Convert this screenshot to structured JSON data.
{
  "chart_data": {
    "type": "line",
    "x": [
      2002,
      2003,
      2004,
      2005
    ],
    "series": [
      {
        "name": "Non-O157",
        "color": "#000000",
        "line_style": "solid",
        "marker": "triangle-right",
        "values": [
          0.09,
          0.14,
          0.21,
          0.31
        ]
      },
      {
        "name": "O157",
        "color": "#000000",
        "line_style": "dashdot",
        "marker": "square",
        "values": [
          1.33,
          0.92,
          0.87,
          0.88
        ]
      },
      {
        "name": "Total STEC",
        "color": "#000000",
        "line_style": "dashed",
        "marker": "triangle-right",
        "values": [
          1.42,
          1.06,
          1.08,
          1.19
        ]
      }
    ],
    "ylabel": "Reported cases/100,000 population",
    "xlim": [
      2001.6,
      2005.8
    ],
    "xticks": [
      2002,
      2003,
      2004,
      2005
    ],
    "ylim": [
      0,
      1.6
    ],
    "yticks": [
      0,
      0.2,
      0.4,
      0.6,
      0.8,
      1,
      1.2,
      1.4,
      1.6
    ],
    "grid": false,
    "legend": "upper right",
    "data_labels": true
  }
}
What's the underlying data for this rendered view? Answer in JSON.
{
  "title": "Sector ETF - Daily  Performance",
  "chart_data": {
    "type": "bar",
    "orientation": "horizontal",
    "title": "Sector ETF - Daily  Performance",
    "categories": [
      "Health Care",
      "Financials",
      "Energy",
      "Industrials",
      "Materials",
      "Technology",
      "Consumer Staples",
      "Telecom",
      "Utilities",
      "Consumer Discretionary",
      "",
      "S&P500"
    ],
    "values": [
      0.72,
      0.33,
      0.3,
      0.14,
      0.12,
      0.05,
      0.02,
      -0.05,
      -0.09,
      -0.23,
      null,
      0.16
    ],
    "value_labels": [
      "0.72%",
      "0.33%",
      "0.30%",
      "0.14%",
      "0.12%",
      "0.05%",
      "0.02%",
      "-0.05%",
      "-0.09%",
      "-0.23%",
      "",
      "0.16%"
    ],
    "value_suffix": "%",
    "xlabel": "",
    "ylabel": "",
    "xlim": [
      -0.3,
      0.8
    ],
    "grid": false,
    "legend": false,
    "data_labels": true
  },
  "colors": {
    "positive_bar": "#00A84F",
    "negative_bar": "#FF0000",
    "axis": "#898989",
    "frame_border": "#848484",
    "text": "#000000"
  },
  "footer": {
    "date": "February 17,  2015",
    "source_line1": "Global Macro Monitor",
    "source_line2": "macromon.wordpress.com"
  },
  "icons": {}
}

Short exercise: The records above are to be repeated exactly, in their entirety.

Written answer:
Convert this screenshot to structured JSON data.
{
  "chart_data": {
    "type": "line",
    "x": [
      2002,
      2003,
      2004,
      2005
    ],
    "series": [
      {
        "name": "Non-O157",
        "color": "#000000",
        "line_style": "solid",
        "marker": "triangle-right",
        "values": [
          0.09,
          0.14,
          0.21,
          0.31
        ]
      },
      {
        "name": "O157",
        "color": "#000000",
        "line_style": "dashdot",
        "marker": "square",
        "values": [
          1.33,
          0.92,
          0.87,
          0.88
        ]
      },
      {
        "name": "Total STEC",
        "color": "#000000",
        "line_style": "dashed",
        "marker": "triangle-right",
        "values": [
          1.42,
          1.06,
          1.08,
          1.19
        ]
      }
    ],
    "ylabel": "Reported cases/100,000 population",
    "xlim": [
      2001.6,
      2005.8
    ],
    "xticks": [
      2002,
      2003,
      2004,
      2005
    ],
    "ylim": [
      0,
      1.6
    ],
    "yticks": [
      0,
      0.2,
      0.4,
      0.6,
      0.8,
      1,
      1.2,
      1.4,
      1.6
    ],
    "grid": false,
    "legend": "upper right",
    "data_labels": true
  }
}
What's the underlying data for this rendered view? Answer in JSON.
{
  "title": "Sector ETF - Daily  Performance",
  "chart_data": {
    "type": "bar",
    "orientation": "horizontal",
    "title": "Sector ETF - Daily  Performance",
    "categories": [
      "Health Care",
      "Financials",
      "Energy",
      "Industrials",
      "Materials",
      "Technology",
      "Consumer Staples",
      "Telecom",
      "Utilities",
      "Consumer Discretionary",
      "",
      "S&P500"
    ],
    "values": [
      0.72,
      0.33,
      0.3,
      0.14,
      0.12,
      0.05,
      0.02,
      -0.05,
      -0.09,
      -0.23,
      null,
      0.16
    ],
    "value_labels": [
      "0.72%",
      "0.33%",
      "0.30%",
      "0.14%",
      "0.12%",
      "0.05%",
      "0.02%",
      "-0.05%",
      "-0.09%",
      "-0.23%",
      "",
      "0.16%"
    ],
    "value_suffix": "%",
    "xlabel": "",
    "ylabel": "",
    "xlim": [
      -0.3,
      0.8
    ],
    "grid": false,
    "legend": false,
    "data_labels": true
  },
  "colors": {
    "positive_bar": "#00A84F",
    "negative_bar": "#FF0000",
    "axis": "#898989",
    "frame_border": "#848484",
    "text": "#000000"
  },
  "footer": {
    "date": "February 17,  2015",
    "source_line1": "Global Macro Monitor",
    "source_line2": "macromon.wordpress.com"
  },
  "icons": {}
}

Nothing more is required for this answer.